■ **EXERCISE SET**:
A. List the creative approaches that the EMDR passage says can be used to keep the process engaging and age-appropriate for young clients.
B. Based on the EMDR passage, state whether each statement is true, answering yes or no and quoting the passage's deciding words:
(i) The World Health Organization issued guidelines in 2013 naming EMDR an effective PTSD treatment for children and adolescents.
(ii) The EMDR process is always linear.
(iii) A meta-analysis found EMDR with children and adolescents to be effective, especially alongside Trauma-Focused Cognitive Behavioral Therapy.
C. According to the EMDR passage, why are books helpful with kids and teens? Answer in one to three sentences.

■ **GIVEN PASSAGE**:
Bilateral Stimulation (BLS)/ Dual Attention:  To access the brain’s natural ability to process information and heal, EMDR utilizes bilateral stimulation (BLS) in the form of eye-movements, audio tones, or tactile taps.  A balancing act of “dual-attention” is achieved by noticing the traumatic memory while also being grounded in the therapy room by the physical stimuli, allowing for the spontaneous processing of information and healing to take place (5).
EMDR with Children and Teens
In 2013, The World Health Organization released guidelines naming EMDR as an effective treatment for PTSD in children and adolescents (8).  EMDR can successfully help young clients overcome complex trauma and improve emotional functioning (6), and a meta-analysis of existing research on EMDR with children and adolescents found it to be effective, especially when accompanied by Trauma-Focused Cognitive Behavioral Therapy (CBT; 4).  
When using EMDR with young clients, creative approaches including art, play, toys, and props can be used to keep the process engaging and age-appropriate.  With both kids and teens, books are helpful for introducing the idea of therapy in a way that’s enjoyable and encouraging, as well as for explaining concepts that are central to EMDR.  Depending on the age of the client, certain parts of EMDR are adapted, such as when choosing a negative and positive self-belief.  Charts that list or visually display different emotions can help young clients identify feelings that accompany memories, and tangible props and toys can help with the abstract idea of scaling, engaging in eye-movements, and identifying body sensations.
Past, Present and Future
Although EMDR tends to be a faster process than other forms of therapy, the length and details will be different for every individual and the process isn’t always linear.  Some people reprocess the traumatic events chosen at the start of therapy without identifying additional memories along the way, while others find during the process that they have other memories to address.  In all cases, the overarching goal of EMDR is to reprocess difficult past experiences, address current triggers, and prepare you to meet future goals by developing helpful skills and a more positive identity and sense of self.  
References 
1.  American Psychiatric Association (2004). Practice Guideline for the Treatment of Patients with Acute Stress Disorder and Posttraumatic Stress Disorder. Arlington, VA: American Psychiatric Association Practice Guidelines.
2.  Bisson J., Andrew M. (2007). Psychological treatment of post–traumatic stress disorder (PTSD). Cochrane Database Syst. Rev. 3:CD003388 10.1002/14651858.CD003388.pub3
3.  Nijdam M. J., Gersons B. P., Reitsma J. B., de Jongh A., Olff M. (2012). Brief eclectic psychotherapy v. eye movement desensitisation and reprocessing therapy for posttraumatic stress disorder: randomised controlled trial. British Journal of Psychiatry, 2003, 224–231.

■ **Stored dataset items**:
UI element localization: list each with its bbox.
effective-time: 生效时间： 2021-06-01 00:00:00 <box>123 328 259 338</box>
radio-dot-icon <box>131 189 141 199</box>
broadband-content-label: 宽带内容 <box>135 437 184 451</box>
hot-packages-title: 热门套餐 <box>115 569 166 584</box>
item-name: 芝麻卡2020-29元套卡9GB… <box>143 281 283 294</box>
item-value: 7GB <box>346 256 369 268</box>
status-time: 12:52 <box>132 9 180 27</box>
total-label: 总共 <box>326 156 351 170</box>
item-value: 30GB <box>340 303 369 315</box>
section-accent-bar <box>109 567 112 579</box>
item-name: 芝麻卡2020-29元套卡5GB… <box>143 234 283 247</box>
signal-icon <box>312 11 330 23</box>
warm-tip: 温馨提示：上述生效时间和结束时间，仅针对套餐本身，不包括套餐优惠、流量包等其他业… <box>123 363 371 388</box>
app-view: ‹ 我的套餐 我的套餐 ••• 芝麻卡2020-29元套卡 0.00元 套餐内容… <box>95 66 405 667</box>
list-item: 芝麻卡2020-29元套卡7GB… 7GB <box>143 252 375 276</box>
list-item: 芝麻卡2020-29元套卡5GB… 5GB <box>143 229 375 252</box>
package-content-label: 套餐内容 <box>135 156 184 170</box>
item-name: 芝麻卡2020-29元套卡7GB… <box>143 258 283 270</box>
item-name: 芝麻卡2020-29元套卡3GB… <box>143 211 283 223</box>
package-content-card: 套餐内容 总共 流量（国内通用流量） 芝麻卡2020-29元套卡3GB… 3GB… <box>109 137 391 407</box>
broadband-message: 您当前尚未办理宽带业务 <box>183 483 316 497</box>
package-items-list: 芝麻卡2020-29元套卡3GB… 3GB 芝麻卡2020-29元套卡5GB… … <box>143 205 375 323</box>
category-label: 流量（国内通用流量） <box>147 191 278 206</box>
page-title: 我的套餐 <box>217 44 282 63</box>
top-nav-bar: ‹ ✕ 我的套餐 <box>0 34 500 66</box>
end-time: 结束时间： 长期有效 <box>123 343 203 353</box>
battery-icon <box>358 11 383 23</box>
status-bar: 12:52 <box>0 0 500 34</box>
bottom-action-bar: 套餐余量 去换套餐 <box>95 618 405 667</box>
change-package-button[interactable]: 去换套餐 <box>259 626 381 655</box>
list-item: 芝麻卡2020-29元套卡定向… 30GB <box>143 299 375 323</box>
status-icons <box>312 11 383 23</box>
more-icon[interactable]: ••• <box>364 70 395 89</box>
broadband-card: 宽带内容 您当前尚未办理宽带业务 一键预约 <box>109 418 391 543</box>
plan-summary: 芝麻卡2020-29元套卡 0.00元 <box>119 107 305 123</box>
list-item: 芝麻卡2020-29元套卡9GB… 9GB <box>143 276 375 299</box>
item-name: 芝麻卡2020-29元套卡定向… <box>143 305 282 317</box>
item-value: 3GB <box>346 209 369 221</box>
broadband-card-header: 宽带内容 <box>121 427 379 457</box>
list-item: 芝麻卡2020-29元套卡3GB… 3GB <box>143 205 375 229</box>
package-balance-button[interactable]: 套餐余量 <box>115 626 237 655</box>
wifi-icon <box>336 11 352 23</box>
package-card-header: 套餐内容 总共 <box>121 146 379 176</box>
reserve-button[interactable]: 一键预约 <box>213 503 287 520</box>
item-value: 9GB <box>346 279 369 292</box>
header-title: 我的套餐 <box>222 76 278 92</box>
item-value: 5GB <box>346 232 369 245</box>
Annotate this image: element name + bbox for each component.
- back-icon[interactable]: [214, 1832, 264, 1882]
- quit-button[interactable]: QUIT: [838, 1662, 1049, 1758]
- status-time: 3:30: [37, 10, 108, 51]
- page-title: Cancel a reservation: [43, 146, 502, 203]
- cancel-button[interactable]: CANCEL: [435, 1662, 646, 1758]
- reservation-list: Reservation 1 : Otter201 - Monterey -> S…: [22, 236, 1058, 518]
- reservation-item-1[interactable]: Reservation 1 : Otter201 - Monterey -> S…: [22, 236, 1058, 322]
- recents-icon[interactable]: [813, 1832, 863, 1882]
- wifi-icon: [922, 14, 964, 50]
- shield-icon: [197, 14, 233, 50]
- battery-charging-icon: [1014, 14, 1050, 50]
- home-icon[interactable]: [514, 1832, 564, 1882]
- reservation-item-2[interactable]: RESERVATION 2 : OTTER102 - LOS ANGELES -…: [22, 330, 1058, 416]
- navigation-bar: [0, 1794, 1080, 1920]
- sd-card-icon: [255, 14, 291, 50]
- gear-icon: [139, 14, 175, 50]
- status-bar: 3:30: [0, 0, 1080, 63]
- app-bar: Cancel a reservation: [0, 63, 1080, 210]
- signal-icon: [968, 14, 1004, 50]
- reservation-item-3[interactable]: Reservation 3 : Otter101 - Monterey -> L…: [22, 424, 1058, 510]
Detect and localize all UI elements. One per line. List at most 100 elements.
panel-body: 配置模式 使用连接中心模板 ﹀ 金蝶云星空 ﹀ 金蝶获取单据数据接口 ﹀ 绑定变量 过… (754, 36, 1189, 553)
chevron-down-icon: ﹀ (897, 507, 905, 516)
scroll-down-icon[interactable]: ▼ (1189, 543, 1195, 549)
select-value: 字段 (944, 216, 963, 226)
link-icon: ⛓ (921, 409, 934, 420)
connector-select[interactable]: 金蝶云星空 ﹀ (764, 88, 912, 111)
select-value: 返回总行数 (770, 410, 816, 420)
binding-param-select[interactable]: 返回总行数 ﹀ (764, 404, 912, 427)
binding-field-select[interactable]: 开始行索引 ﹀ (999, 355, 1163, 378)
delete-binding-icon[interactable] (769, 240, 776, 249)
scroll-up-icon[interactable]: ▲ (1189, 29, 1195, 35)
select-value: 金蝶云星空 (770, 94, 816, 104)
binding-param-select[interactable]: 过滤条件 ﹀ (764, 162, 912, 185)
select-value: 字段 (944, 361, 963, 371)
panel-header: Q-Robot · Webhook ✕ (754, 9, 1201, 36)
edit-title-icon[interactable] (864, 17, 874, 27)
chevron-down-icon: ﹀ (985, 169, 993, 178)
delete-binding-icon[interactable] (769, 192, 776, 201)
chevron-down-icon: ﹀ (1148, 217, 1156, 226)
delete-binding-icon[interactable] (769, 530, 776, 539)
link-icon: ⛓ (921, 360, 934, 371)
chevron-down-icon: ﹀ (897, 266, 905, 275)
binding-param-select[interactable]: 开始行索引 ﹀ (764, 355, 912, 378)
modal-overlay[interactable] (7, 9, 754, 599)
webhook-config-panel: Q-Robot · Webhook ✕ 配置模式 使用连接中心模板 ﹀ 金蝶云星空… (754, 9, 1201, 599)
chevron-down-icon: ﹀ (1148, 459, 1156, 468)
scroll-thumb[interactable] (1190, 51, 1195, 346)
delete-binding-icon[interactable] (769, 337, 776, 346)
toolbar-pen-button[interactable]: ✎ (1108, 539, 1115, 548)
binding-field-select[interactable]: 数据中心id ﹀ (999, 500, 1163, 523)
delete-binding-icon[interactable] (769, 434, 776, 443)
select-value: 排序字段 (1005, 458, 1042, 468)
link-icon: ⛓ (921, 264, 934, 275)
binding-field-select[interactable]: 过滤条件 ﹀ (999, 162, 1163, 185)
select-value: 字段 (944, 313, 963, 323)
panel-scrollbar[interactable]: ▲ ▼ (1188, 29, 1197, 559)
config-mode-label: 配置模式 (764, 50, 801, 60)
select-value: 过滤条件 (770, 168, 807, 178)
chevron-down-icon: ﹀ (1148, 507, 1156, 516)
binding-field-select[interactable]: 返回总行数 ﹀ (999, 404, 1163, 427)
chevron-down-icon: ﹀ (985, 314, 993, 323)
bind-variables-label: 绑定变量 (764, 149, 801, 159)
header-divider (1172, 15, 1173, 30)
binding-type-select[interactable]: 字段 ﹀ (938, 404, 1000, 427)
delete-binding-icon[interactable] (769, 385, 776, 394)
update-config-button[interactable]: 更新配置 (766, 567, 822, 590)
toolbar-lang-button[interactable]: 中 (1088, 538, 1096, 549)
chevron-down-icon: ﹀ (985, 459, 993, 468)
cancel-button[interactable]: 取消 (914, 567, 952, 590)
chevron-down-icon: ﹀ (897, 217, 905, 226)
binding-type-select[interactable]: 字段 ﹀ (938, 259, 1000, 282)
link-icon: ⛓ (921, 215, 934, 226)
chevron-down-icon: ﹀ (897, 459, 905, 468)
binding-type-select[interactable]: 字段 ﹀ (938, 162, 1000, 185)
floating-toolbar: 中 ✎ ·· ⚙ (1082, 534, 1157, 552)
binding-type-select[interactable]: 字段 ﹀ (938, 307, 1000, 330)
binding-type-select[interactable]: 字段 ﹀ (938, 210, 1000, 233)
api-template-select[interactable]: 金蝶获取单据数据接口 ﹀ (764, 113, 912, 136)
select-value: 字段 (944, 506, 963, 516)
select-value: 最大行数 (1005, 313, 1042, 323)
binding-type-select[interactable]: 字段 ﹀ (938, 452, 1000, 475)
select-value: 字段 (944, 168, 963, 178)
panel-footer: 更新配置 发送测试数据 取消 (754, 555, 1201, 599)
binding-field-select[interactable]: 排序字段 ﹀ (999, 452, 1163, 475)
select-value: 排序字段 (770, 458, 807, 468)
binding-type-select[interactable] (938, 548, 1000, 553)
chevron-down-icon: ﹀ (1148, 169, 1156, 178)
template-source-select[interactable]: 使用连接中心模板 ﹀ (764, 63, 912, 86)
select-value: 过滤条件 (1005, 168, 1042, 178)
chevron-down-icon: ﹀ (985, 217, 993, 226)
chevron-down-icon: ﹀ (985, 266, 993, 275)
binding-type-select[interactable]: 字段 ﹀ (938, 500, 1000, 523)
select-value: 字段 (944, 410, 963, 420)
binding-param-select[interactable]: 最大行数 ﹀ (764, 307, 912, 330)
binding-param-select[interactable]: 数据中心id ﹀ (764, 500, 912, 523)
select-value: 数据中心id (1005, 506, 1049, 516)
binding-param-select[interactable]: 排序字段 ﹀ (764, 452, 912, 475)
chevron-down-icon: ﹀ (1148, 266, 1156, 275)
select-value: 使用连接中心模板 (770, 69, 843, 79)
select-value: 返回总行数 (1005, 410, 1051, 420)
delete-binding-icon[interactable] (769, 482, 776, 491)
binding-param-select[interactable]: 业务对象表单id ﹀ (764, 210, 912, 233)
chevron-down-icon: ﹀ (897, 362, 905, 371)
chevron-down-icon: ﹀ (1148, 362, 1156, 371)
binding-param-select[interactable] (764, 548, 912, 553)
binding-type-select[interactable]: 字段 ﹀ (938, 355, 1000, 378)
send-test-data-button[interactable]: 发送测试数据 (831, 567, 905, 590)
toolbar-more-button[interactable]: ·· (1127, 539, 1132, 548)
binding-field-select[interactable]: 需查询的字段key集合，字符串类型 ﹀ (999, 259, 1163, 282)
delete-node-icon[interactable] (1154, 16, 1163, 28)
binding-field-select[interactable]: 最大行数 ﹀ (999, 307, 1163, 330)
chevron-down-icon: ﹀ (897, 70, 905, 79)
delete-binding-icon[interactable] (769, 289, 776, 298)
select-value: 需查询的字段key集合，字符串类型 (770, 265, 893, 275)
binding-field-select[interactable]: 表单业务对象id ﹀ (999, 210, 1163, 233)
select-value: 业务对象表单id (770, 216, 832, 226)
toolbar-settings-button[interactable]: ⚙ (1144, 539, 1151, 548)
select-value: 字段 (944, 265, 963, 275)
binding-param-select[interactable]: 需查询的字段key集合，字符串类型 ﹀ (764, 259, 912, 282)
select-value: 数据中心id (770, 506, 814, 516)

■ **PER-TASK OUTPUTS**:
A.
- Art
- Play
- Toys
- Props

B.
(i) Yes: "In 2013, The World Health Organization released guidelines naming EMDR as an effective treatment for PTSD in children and adolescents"
(ii) No: "the process isn’t always linear"
(iii) Yes: "a meta-analysis of existing research on EMDR with children and adolescents found it to be effective, especially when accompanied by Trauma-Focused Cognitive Behavioral Therapy"

C. Books introduce the idea of therapy in a way that is enjoyable and encouraging. They also help explain concepts that are central to EMDR.